**Set exercise**. Pick out all lines with the word "text" from the records that follow.

[Saved entries]
·····

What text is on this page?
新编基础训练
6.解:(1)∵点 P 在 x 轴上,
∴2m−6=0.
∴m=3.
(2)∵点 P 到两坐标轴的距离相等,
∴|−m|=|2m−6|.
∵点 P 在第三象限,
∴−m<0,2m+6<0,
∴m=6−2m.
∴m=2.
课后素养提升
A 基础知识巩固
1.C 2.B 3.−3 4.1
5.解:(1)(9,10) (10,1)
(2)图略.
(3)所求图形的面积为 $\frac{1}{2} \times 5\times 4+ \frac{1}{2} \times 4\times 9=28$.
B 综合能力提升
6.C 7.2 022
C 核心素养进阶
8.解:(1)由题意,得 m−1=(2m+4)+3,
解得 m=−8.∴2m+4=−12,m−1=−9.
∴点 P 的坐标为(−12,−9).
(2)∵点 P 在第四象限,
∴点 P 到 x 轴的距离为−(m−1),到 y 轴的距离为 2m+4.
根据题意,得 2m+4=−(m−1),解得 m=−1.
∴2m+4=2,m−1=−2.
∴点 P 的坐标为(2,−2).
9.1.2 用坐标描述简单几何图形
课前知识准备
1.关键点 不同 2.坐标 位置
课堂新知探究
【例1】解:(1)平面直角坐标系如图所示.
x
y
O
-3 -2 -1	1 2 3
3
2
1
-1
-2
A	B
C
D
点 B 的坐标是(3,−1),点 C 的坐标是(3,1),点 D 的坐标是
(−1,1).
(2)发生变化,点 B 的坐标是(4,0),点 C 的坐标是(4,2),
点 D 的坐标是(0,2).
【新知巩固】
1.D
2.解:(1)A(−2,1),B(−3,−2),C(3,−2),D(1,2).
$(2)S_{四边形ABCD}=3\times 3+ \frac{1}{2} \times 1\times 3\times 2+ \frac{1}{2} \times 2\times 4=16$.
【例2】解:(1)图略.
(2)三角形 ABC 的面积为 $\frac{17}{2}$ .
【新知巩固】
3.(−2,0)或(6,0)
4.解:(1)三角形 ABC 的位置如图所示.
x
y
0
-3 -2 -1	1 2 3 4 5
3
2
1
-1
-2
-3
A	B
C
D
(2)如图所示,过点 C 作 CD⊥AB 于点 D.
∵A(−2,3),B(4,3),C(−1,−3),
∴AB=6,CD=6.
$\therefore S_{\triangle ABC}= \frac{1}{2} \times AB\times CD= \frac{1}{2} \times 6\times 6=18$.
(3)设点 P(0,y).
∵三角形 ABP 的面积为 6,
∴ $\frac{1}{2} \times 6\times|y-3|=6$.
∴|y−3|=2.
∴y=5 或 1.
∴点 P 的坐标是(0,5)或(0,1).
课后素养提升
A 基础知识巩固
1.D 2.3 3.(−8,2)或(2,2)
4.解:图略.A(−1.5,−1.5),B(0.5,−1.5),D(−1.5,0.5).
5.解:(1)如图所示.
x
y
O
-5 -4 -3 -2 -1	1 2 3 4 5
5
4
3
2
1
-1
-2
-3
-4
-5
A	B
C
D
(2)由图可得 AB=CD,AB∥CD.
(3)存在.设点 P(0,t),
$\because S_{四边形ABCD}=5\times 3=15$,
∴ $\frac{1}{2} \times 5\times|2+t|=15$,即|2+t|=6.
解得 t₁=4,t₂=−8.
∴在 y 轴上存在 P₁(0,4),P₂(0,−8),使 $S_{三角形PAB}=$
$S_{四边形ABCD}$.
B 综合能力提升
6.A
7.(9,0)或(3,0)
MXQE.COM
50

·····

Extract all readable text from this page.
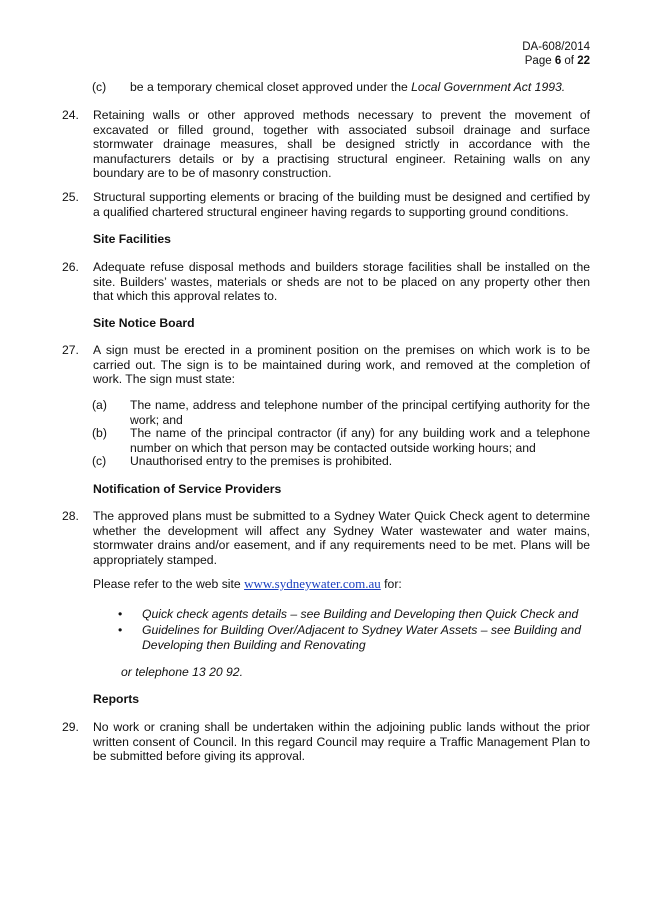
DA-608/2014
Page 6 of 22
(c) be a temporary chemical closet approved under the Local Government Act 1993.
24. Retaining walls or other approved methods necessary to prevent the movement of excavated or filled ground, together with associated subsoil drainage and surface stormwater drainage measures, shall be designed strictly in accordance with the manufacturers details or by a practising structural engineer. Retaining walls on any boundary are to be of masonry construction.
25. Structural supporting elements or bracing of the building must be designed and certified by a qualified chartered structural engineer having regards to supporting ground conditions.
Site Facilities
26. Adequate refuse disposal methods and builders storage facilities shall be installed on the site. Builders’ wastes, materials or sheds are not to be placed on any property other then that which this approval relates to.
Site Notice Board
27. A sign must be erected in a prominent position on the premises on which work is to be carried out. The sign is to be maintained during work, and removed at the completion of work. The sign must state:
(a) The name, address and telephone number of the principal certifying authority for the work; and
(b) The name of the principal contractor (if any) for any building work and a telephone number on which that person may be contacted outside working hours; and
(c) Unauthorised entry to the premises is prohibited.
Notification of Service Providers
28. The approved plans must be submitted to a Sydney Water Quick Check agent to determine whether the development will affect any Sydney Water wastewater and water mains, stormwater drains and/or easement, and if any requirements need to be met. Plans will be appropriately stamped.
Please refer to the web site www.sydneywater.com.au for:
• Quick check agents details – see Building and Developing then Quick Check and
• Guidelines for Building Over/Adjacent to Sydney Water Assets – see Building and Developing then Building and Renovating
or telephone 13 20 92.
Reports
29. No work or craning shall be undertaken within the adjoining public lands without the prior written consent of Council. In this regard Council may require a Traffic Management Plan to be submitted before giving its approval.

·····

**The output**.
What text is on this page?
Extract all readable text from this page.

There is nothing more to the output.